Dataset records
=====
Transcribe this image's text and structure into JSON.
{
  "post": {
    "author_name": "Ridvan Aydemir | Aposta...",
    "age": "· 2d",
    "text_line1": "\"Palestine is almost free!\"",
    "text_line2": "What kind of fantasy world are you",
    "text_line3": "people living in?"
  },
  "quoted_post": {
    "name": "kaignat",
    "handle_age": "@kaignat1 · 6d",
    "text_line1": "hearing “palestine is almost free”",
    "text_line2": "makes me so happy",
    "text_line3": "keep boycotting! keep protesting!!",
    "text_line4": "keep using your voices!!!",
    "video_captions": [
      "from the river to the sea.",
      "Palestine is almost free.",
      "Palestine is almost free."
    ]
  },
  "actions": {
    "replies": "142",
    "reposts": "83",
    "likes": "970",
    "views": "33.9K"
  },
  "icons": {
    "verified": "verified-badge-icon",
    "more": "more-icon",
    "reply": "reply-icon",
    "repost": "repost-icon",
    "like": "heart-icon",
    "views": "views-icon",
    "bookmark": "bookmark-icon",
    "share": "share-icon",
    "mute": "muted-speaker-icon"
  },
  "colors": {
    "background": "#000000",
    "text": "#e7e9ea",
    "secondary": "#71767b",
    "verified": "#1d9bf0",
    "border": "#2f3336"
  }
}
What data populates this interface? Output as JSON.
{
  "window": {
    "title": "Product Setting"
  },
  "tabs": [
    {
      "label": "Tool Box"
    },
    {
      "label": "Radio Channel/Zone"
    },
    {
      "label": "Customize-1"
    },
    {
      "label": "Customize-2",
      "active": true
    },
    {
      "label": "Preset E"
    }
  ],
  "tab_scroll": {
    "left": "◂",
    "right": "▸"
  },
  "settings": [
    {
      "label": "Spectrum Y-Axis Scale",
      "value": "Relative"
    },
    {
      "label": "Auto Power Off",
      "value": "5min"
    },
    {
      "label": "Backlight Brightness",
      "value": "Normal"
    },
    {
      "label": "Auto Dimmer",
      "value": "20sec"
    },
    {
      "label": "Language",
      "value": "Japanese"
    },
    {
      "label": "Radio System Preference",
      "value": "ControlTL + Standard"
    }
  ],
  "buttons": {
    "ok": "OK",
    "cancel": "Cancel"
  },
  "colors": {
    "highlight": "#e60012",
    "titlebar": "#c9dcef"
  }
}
=====
◆ **PROBLEM STATEMENT**
Set down every line of the listing above again, exactly as given.

◆ **ANSWER BELOW**
Transcribe this image's text and structure into JSON.
{
  "post": {
    "author_name": "Ridvan Aydemir | Aposta...",
    "age": "· 2d",
    "text_line1": "\"Palestine is almost free!\"",
    "text_line2": "What kind of fantasy world are you",
    "text_line3": "people living in?"
  },
  "quoted_post": {
    "name": "kaignat",
    "handle_age": "@kaignat1 · 6d",
    "text_line1": "hearing “palestine is almost free”",
    "text_line2": "makes me so happy",
    "text_line3": "keep boycotting! keep protesting!!",
    "text_line4": "keep using your voices!!!",
    "video_captions": [
      "from the river to the sea.",
      "Palestine is almost free.",
      "Palestine is almost free."
    ]
  },
  "actions": {
    "replies": "142",
    "reposts": "83",
    "likes": "970",
    "views": "33.9K"
  },
  "icons": {
    "verified": "verified-badge-icon",
    "more": "more-icon",
    "reply": "reply-icon",
    "repost": "repost-icon",
    "like": "heart-icon",
    "views": "views-icon",
    "bookmark": "bookmark-icon",
    "share": "share-icon",
    "mute": "muted-speaker-icon"
  },
  "colors": {
    "background": "#000000",
    "text": "#e7e9ea",
    "secondary": "#71767b",
    "verified": "#1d9bf0",
    "border": "#2f3336"
  }
}
What data populates this interface? Output as JSON.
{
  "window": {
    "title": "Product Setting"
  },
  "tabs": [
    {
      "label": "Tool Box"
    },
    {
      "label": "Radio Channel/Zone"
    },
    {
      "label": "Customize-1"
    },
    {
      "label": "Customize-2",
      "active": true
    },
    {
      "label": "Preset E"
    }
  ],
  "tab_scroll": {
    "left": "◂",
    "right": "▸"
  },
  "settings": [
    {
      "label": "Spectrum Y-Axis Scale",
      "value": "Relative"
    },
    {
      "label": "Auto Power Off",
      "value": "5min"
    },
    {
      "label": "Backlight Brightness",
      "value": "Normal"
    },
    {
      "label": "Auto Dimmer",
      "value": "20sec"
    },
    {
      "label": "Language",
      "value": "Japanese"
    },
    {
      "label": "Radio System Preference",
      "value": "ControlTL + Standard"
    }
  ],
  "buttons": {
    "ok": "OK",
    "cancel": "Cancel"
  },
  "colors": {
    "highlight": "#e60012",
    "titlebar": "#c9dcef"
  }
}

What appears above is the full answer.